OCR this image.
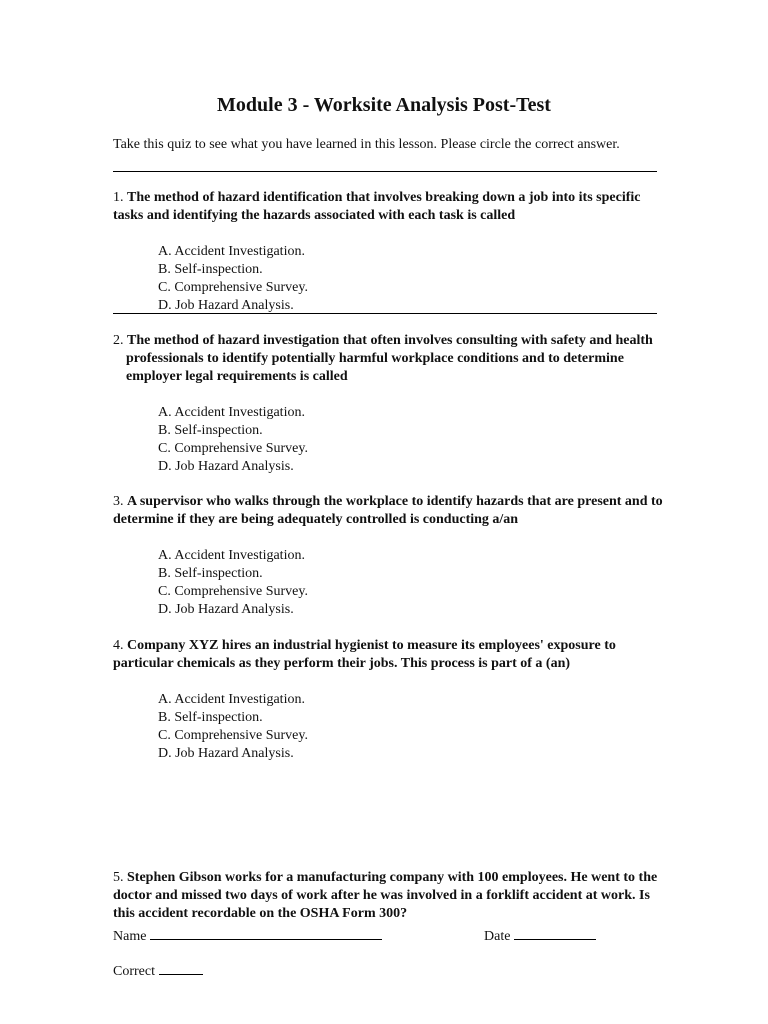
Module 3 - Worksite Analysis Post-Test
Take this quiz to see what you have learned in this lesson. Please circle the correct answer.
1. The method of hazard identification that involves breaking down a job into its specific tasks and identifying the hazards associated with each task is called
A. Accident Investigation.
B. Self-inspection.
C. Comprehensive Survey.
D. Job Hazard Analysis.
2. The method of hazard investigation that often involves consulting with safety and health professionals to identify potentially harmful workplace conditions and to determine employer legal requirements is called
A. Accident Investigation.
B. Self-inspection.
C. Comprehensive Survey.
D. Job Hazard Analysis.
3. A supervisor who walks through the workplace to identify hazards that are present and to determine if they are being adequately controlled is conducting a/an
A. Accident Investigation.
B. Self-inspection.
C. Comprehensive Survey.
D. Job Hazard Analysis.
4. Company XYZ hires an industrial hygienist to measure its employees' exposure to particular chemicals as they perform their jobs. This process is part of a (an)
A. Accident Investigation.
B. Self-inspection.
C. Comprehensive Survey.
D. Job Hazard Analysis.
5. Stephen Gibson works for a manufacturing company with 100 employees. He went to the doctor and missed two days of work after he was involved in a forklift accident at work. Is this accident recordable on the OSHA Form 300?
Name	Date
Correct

Exercise instructions » Reproduce the entries exactly. Do not carry over any picture.

Result of the task »
OCR this image.
Module 3 - Worksite Analysis Post-Test
Take this quiz to see what you have learned in this lesson. Please circle the correct answer.
1. The method of hazard identification that involves breaking down a job into its specific tasks and identifying the hazards associated with each task is called
A. Accident Investigation.
B. Self-inspection.
C. Comprehensive Survey.
D. Job Hazard Analysis.
2. The method of hazard investigation that often involves consulting with safety and health professionals to identify potentially harmful workplace conditions and to determine employer legal requirements is called
A. Accident Investigation.
B. Self-inspection.
C. Comprehensive Survey.
D. Job Hazard Analysis.
3. A supervisor who walks through the workplace to identify hazards that are present and to determine if they are being adequately controlled is conducting a/an
A. Accident Investigation.
B. Self-inspection.
C. Comprehensive Survey.
D. Job Hazard Analysis.
4. Company XYZ hires an industrial hygienist to measure its employees' exposure to particular chemicals as they perform their jobs. This process is part of a (an)
A. Accident Investigation.
B. Self-inspection.
C. Comprehensive Survey.
D. Job Hazard Analysis.
5. Stephen Gibson works for a manufacturing company with 100 employees. He went to the doctor and missed two days of work after he was involved in a forklift accident at work. Is this accident recordable on the OSHA Form 300?
Name	Date
Correct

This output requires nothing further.